** begin Task inputs **
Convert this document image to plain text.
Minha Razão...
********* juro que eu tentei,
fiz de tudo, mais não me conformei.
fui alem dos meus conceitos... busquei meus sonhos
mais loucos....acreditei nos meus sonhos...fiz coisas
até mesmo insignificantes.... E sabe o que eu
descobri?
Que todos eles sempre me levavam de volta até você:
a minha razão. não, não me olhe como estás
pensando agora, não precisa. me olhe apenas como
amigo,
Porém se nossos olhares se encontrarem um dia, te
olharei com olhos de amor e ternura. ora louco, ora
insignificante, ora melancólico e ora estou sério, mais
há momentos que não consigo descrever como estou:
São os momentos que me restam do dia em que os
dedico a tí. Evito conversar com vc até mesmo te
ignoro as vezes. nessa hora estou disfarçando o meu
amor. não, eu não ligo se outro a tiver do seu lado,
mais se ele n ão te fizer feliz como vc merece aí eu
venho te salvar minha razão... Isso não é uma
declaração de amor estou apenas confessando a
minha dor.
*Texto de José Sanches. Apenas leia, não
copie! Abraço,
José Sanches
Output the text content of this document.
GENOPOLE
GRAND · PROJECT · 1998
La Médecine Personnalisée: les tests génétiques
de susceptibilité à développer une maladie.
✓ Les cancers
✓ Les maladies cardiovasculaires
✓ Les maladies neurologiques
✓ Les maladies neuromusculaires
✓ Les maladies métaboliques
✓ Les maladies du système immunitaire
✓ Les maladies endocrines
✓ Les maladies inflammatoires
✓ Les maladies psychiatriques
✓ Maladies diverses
** end Task inputs **
* [The problem]: Return the lines above exactly, keeping every word.

* [Complete answer]:
Convert this document image to plain text.
Minha Razão...
********* juro que eu tentei,
fiz de tudo, mais não me conformei.
fui alem dos meus conceitos... busquei meus sonhos
mais loucos....acreditei nos meus sonhos...fiz coisas
até mesmo insignificantes.... E sabe o que eu
descobri?
Que todos eles sempre me levavam de volta até você:
a minha razão. não, não me olhe como estás
pensando agora, não precisa. me olhe apenas como
amigo,
Porém se nossos olhares se encontrarem um dia, te
olharei com olhos de amor e ternura. ora louco, ora
insignificante, ora melancólico e ora estou sério, mais
há momentos que não consigo descrever como estou:
São os momentos que me restam do dia em que os
dedico a tí. Evito conversar com vc até mesmo te
ignoro as vezes. nessa hora estou disfarçando o meu
amor. não, eu não ligo se outro a tiver do seu lado,
mais se ele n ão te fizer feliz como vc merece aí eu
venho te salvar minha razão... Isso não é uma
declaração de amor estou apenas confessando a
minha dor.
*Texto de José Sanches. Apenas leia, não
copie! Abraço,
José Sanches
Output the text content of this document.
GENOPOLE
GRAND · PROJECT · 1998
La Médecine Personnalisée: les tests génétiques
de susceptibilité à développer une maladie.
✓ Les cancers
✓ Les maladies cardiovasculaires
✓ Les maladies neurologiques
✓ Les maladies neuromusculaires
✓ Les maladies métaboliques
✓ Les maladies du système immunitaire
✓ Les maladies endocrines
✓ Les maladies inflammatoires
✓ Les maladies psychiatriques
✓ Maladies diverses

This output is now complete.